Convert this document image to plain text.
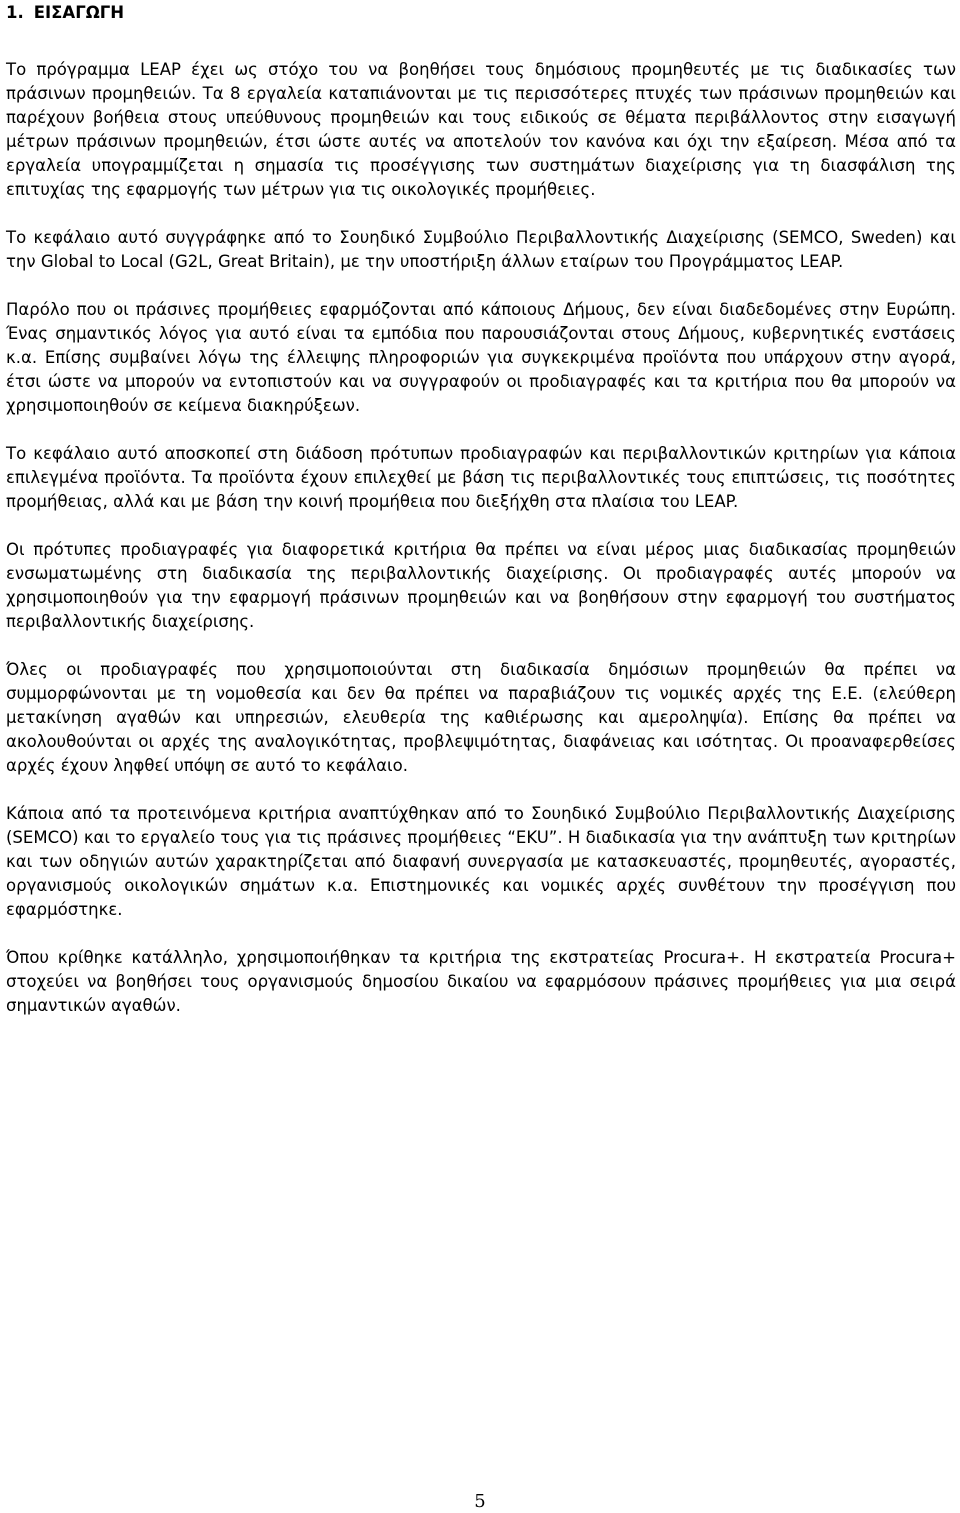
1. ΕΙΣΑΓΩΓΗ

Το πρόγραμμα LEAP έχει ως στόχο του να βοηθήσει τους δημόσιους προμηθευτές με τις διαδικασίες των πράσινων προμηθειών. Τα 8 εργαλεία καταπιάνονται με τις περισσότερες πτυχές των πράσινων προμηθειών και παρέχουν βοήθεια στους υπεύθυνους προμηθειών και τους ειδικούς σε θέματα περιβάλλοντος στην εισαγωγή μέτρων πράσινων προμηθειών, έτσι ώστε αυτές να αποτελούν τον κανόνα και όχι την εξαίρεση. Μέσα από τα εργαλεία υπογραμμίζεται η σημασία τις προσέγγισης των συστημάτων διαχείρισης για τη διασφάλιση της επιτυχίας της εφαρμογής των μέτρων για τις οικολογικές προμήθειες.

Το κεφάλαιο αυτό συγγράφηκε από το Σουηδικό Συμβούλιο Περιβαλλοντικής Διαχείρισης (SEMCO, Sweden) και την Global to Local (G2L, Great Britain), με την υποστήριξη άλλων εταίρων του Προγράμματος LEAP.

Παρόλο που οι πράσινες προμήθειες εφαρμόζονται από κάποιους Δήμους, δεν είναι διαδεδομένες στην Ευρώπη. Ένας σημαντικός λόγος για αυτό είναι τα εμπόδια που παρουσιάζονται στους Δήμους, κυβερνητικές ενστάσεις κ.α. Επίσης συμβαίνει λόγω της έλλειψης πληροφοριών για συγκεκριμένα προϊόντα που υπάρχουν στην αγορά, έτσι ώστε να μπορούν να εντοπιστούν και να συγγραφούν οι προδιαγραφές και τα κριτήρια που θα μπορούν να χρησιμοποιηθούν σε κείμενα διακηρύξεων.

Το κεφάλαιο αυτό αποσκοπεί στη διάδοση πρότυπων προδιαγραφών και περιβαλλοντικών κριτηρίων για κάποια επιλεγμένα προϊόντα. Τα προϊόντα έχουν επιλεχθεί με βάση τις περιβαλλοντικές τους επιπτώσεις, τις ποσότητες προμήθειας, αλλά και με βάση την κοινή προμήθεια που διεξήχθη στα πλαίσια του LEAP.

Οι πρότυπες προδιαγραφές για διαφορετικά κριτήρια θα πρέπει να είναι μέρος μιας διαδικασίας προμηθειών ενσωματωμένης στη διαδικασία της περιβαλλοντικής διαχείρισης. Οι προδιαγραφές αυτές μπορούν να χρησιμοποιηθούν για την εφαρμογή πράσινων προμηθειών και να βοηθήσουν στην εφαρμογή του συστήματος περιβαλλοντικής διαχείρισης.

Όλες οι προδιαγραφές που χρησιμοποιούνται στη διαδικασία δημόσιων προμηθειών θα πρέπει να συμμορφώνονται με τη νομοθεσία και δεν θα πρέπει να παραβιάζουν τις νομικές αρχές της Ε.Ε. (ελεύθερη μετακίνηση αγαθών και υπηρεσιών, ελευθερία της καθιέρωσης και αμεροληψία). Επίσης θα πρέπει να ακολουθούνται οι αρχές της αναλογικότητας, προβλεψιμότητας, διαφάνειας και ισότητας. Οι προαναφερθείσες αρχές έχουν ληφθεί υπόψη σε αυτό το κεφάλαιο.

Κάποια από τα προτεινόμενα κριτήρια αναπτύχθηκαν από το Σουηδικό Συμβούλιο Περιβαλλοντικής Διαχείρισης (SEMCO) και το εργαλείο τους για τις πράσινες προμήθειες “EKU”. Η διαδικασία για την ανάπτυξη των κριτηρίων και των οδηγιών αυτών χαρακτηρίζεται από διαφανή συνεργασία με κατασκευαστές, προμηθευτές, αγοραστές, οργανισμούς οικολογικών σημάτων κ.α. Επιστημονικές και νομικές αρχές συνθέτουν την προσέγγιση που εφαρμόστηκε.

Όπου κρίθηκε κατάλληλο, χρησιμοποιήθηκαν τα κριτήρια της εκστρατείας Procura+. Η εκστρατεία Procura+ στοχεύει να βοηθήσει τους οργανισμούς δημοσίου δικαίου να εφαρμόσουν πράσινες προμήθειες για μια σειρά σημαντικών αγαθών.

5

------------------------------------

Your objective:
Each line of the data is to be duplicated exactly; pictures stay out of the copy.

Written response:
Convert this document image to plain text.
1. ΕΙΣΑΓΩΓΗ

Το πρόγραμμα LEAP έχει ως στόχο του να βοηθήσει τους δημόσιους προμηθευτές με τις διαδικασίες των πράσινων προμηθειών. Τα 8 εργαλεία καταπιάνονται με τις περισσότερες πτυχές των πράσινων προμηθειών και παρέχουν βοήθεια στους υπεύθυνους προμηθειών και τους ειδικούς σε θέματα περιβάλλοντος στην εισαγωγή μέτρων πράσινων προμηθειών, έτσι ώστε αυτές να αποτελούν τον κανόνα και όχι την εξαίρεση. Μέσα από τα εργαλεία υπογραμμίζεται η σημασία τις προσέγγισης των συστημάτων διαχείρισης για τη διασφάλιση της επιτυχίας της εφαρμογής των μέτρων για τις οικολογικές προμήθειες.

Το κεφάλαιο αυτό συγγράφηκε από το Σουηδικό Συμβούλιο Περιβαλλοντικής Διαχείρισης (SEMCO, Sweden) και την Global to Local (G2L, Great Britain), με την υποστήριξη άλλων εταίρων του Προγράμματος LEAP.

Παρόλο που οι πράσινες προμήθειες εφαρμόζονται από κάποιους Δήμους, δεν είναι διαδεδομένες στην Ευρώπη. Ένας σημαντικός λόγος για αυτό είναι τα εμπόδια που παρουσιάζονται στους Δήμους, κυβερνητικές ενστάσεις κ.α. Επίσης συμβαίνει λόγω της έλλειψης πληροφοριών για συγκεκριμένα προϊόντα που υπάρχουν στην αγορά, έτσι ώστε να μπορούν να εντοπιστούν και να συγγραφούν οι προδιαγραφές και τα κριτήρια που θα μπορούν να χρησιμοποιηθούν σε κείμενα διακηρύξεων.

Το κεφάλαιο αυτό αποσκοπεί στη διάδοση πρότυπων προδιαγραφών και περιβαλλοντικών κριτηρίων για κάποια επιλεγμένα προϊόντα. Τα προϊόντα έχουν επιλεχθεί με βάση τις περιβαλλοντικές τους επιπτώσεις, τις ποσότητες προμήθειας, αλλά και με βάση την κοινή προμήθεια που διεξήχθη στα πλαίσια του LEAP.

Οι πρότυπες προδιαγραφές για διαφορετικά κριτήρια θα πρέπει να είναι μέρος μιας διαδικασίας προμηθειών ενσωματωμένης στη διαδικασία της περιβαλλοντικής διαχείρισης. Οι προδιαγραφές αυτές μπορούν να χρησιμοποιηθούν για την εφαρμογή πράσινων προμηθειών και να βοηθήσουν στην εφαρμογή του συστήματος περιβαλλοντικής διαχείρισης.

Όλες οι προδιαγραφές που χρησιμοποιούνται στη διαδικασία δημόσιων προμηθειών θα πρέπει να συμμορφώνονται με τη νομοθεσία και δεν θα πρέπει να παραβιάζουν τις νομικές αρχές της Ε.Ε. (ελεύθερη μετακίνηση αγαθών και υπηρεσιών, ελευθερία της καθιέρωσης και αμεροληψία). Επίσης θα πρέπει να ακολουθούνται οι αρχές της αναλογικότητας, προβλεψιμότητας, διαφάνειας και ισότητας. Οι προαναφερθείσες αρχές έχουν ληφθεί υπόψη σε αυτό το κεφάλαιο.

Κάποια από τα προτεινόμενα κριτήρια αναπτύχθηκαν από το Σουηδικό Συμβούλιο Περιβαλλοντικής Διαχείρισης (SEMCO) και το εργαλείο τους για τις πράσινες προμήθειες “EKU”. Η διαδικασία για την ανάπτυξη των κριτηρίων και των οδηγιών αυτών χαρακτηρίζεται από διαφανή συνεργασία με κατασκευαστές, προμηθευτές, αγοραστές, οργανισμούς οικολογικών σημάτων κ.α. Επιστημονικές και νομικές αρχές συνθέτουν την προσέγγιση που εφαρμόστηκε.

Όπου κρίθηκε κατάλληλο, χρησιμοποιήθηκαν τα κριτήρια της εκστρατείας Procura+. Η εκστρατεία Procura+ στοχεύει να βοηθήσει τους οργανισμούς δημοσίου δικαίου να εφαρμόσουν πράσινες προμήθειες για μια σειρά σημαντικών αγαθών.

5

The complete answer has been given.